▶ To do
Copy every record word for word.

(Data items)
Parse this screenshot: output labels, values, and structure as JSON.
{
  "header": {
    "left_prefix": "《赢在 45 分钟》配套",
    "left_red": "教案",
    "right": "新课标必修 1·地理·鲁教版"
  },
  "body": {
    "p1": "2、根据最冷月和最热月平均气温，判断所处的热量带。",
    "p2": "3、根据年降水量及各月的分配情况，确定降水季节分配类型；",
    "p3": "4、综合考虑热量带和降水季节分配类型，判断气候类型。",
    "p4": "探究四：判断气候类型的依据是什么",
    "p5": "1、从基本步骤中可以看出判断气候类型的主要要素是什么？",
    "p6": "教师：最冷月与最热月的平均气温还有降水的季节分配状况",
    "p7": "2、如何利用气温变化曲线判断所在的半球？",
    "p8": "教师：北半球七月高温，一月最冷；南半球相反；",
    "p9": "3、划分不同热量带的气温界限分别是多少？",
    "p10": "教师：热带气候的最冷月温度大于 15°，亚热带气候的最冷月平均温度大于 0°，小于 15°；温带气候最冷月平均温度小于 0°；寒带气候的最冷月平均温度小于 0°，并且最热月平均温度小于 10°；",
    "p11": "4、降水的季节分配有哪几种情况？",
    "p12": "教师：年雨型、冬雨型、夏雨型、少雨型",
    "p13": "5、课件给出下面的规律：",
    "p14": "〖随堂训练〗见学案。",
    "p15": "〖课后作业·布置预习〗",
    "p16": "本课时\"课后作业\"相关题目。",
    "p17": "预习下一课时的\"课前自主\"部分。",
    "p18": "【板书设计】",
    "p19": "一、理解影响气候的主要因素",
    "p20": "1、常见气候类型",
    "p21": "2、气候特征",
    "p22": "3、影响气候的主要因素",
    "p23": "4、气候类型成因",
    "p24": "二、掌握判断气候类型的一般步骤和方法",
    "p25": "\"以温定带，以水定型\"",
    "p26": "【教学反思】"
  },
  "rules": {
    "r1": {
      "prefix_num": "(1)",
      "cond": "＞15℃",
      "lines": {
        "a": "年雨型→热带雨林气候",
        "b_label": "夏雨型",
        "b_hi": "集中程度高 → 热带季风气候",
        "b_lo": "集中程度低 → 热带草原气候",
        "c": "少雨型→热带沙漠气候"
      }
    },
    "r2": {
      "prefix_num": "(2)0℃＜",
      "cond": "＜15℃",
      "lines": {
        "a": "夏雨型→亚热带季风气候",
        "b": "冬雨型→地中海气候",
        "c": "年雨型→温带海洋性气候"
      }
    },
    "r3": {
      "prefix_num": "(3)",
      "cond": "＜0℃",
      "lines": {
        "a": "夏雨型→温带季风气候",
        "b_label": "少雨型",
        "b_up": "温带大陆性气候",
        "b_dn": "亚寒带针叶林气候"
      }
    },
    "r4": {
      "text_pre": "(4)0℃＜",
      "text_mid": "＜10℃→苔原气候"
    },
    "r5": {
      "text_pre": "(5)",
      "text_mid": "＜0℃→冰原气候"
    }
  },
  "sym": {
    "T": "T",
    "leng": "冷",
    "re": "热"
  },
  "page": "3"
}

▶ Answer for the task
Parse this screenshot: output labels, values, and structure as JSON.
{
  "header": {
    "left_prefix": "《赢在 45 分钟》配套",
    "left_red": "教案",
    "right": "新课标必修 1·地理·鲁教版"
  },
  "body": {
    "p1": "2、根据最冷月和最热月平均气温，判断所处的热量带。",
    "p2": "3、根据年降水量及各月的分配情况，确定降水季节分配类型；",
    "p3": "4、综合考虑热量带和降水季节分配类型，判断气候类型。",
    "p4": "探究四：判断气候类型的依据是什么",
    "p5": "1、从基本步骤中可以看出判断气候类型的主要要素是什么？",
    "p6": "教师：最冷月与最热月的平均气温还有降水的季节分配状况",
    "p7": "2、如何利用气温变化曲线判断所在的半球？",
    "p8": "教师：北半球七月高温，一月最冷；南半球相反；",
    "p9": "3、划分不同热量带的气温界限分别是多少？",
    "p10": "教师：热带气候的最冷月温度大于 15°，亚热带气候的最冷月平均温度大于 0°，小于 15°；温带气候最冷月平均温度小于 0°；寒带气候的最冷月平均温度小于 0°，并且最热月平均温度小于 10°；",
    "p11": "4、降水的季节分配有哪几种情况？",
    "p12": "教师：年雨型、冬雨型、夏雨型、少雨型",
    "p13": "5、课件给出下面的规律：",
    "p14": "〖随堂训练〗见学案。",
    "p15": "〖课后作业·布置预习〗",
    "p16": "本课时\"课后作业\"相关题目。",
    "p17": "预习下一课时的\"课前自主\"部分。",
    "p18": "【板书设计】",
    "p19": "一、理解影响气候的主要因素",
    "p20": "1、常见气候类型",
    "p21": "2、气候特征",
    "p22": "3、影响气候的主要因素",
    "p23": "4、气候类型成因",
    "p24": "二、掌握判断气候类型的一般步骤和方法",
    "p25": "\"以温定带，以水定型\"",
    "p26": "【教学反思】"
  },
  "rules": {
    "r1": {
      "prefix_num": "(1)",
      "cond": "＞15℃",
      "lines": {
        "a": "年雨型→热带雨林气候",
        "b_label": "夏雨型",
        "b_hi": "集中程度高 → 热带季风气候",
        "b_lo": "集中程度低 → 热带草原气候",
        "c": "少雨型→热带沙漠气候"
      }
    },
    "r2": {
      "prefix_num": "(2)0℃＜",
      "cond": "＜15℃",
      "lines": {
        "a": "夏雨型→亚热带季风气候",
        "b": "冬雨型→地中海气候",
        "c": "年雨型→温带海洋性气候"
      }
    },
    "r3": {
      "prefix_num": "(3)",
      "cond": "＜0℃",
      "lines": {
        "a": "夏雨型→温带季风气候",
        "b_label": "少雨型",
        "b_up": "温带大陆性气候",
        "b_dn": "亚寒带针叶林气候"
      }
    },
    "r4": {
      "text_pre": "(4)0℃＜",
      "text_mid": "＜10℃→苔原气候"
    },
    "r5": {
      "text_pre": "(5)",
      "text_mid": "＜0℃→冰原气候"
    }
  },
  "sym": {
    "T": "T",
    "leng": "冷",
    "re": "热"
  },
  "page": "3"
}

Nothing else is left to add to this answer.